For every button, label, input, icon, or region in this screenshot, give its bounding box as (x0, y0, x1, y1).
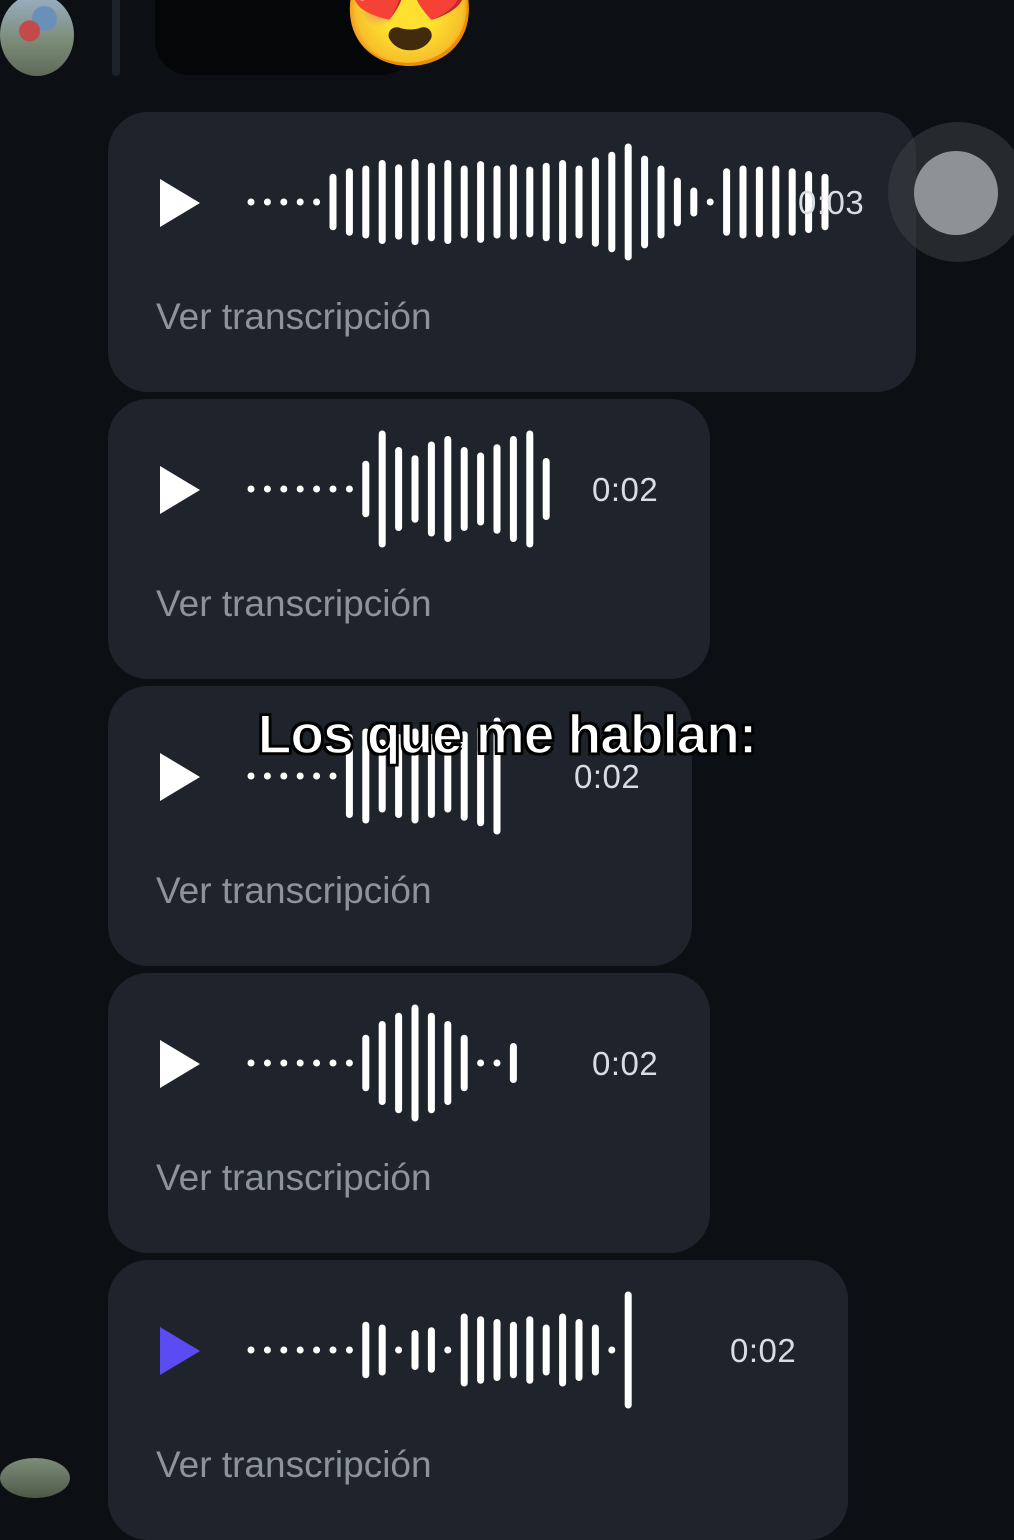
play-icon[interactable] (160, 753, 200, 801)
view-transcription-link[interactable]: Ver transcripción (156, 583, 432, 625)
play-icon[interactable] (160, 1327, 200, 1375)
voice-message[interactable]: 0:02 Ver transcripción (108, 973, 710, 1253)
sender-avatar[interactable] (0, 1458, 70, 1498)
duration-label: 0:03 (798, 184, 865, 221)
waveform[interactable] (245, 1003, 565, 1123)
waveform[interactable] (245, 1290, 705, 1410)
waveform[interactable] (245, 429, 565, 549)
voice-message[interactable]: 0:03 Ver transcripción (108, 112, 916, 392)
view-transcription-link[interactable]: Ver transcripción (156, 296, 432, 338)
voice-message[interactable]: 0:02 Ver transcripción (108, 399, 710, 679)
waveform[interactable] (245, 142, 829, 262)
play-icon[interactable] (160, 466, 200, 514)
view-transcription-link[interactable]: Ver transcripción (156, 1444, 432, 1486)
duration-label: 0:02 (592, 471, 659, 508)
voice-message[interactable]: 0:02 Ver transcripción (108, 686, 692, 966)
waveform[interactable] (245, 716, 545, 836)
heart-eyes-emoji: 😍 (340, 0, 480, 72)
duration-label: 0:02 (574, 758, 641, 795)
play-icon[interactable] (160, 179, 200, 227)
duration-label: 0:02 (730, 1332, 797, 1369)
sender-avatar[interactable] (0, 0, 74, 76)
view-transcription-link[interactable]: Ver transcripción (156, 870, 432, 912)
thread-divider (112, 0, 120, 76)
voice-message[interactable]: 0:02 Ver transcripción (108, 1260, 848, 1540)
duration-label: 0:02 (592, 1045, 659, 1082)
play-icon[interactable] (160, 1040, 200, 1088)
view-transcription-link[interactable]: Ver transcripción (156, 1157, 432, 1199)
+ + +
→ **THE PROBLEM**:
Please reproduce the data above, replacing "waveform" with "audio-wave" and changing nothing else. Omit the pictures from your answer.

→ **TASK SOLUTION**:
For every button, label, input, icon, or region in this screenshot, give its bounding box as (x0, y0, x1, y1).
play-icon[interactable] (160, 753, 200, 801)
view-transcription-link[interactable]: Ver transcripción (156, 583, 432, 625)
play-icon[interactable] (160, 1327, 200, 1375)
voice-message[interactable]: 0:02 Ver transcripción (108, 973, 710, 1253)
sender-avatar[interactable] (0, 1458, 70, 1498)
duration-label: 0:03 (798, 184, 865, 221)
audio-wave[interactable] (245, 1003, 565, 1123)
audio-wave[interactable] (245, 1290, 705, 1410)
audio-wave[interactable] (245, 429, 565, 549)
voice-message[interactable]: 0:03 Ver transcripción (108, 112, 916, 392)
view-transcription-link[interactable]: Ver transcripción (156, 296, 432, 338)
voice-message[interactable]: 0:02 Ver transcripción (108, 399, 710, 679)
audio-wave[interactable] (245, 142, 829, 262)
play-icon[interactable] (160, 466, 200, 514)
view-transcription-link[interactable]: Ver transcripción (156, 1444, 432, 1486)
duration-label: 0:02 (592, 471, 659, 508)
voice-message[interactable]: 0:02 Ver transcripción (108, 686, 692, 966)
audio-wave[interactable] (245, 716, 545, 836)
heart-eyes-emoji: 😍 (340, 0, 480, 72)
duration-label: 0:02 (574, 758, 641, 795)
play-icon[interactable] (160, 179, 200, 227)
duration-label: 0:02 (730, 1332, 797, 1369)
sender-avatar[interactable] (0, 0, 74, 76)
view-transcription-link[interactable]: Ver transcripción (156, 870, 432, 912)
thread-divider (112, 0, 120, 76)
voice-message[interactable]: 0:02 Ver transcripción (108, 1260, 848, 1540)
duration-label: 0:02 (592, 1045, 659, 1082)
play-icon[interactable] (160, 1040, 200, 1088)
view-transcription-link[interactable]: Ver transcripción (156, 1157, 432, 1199)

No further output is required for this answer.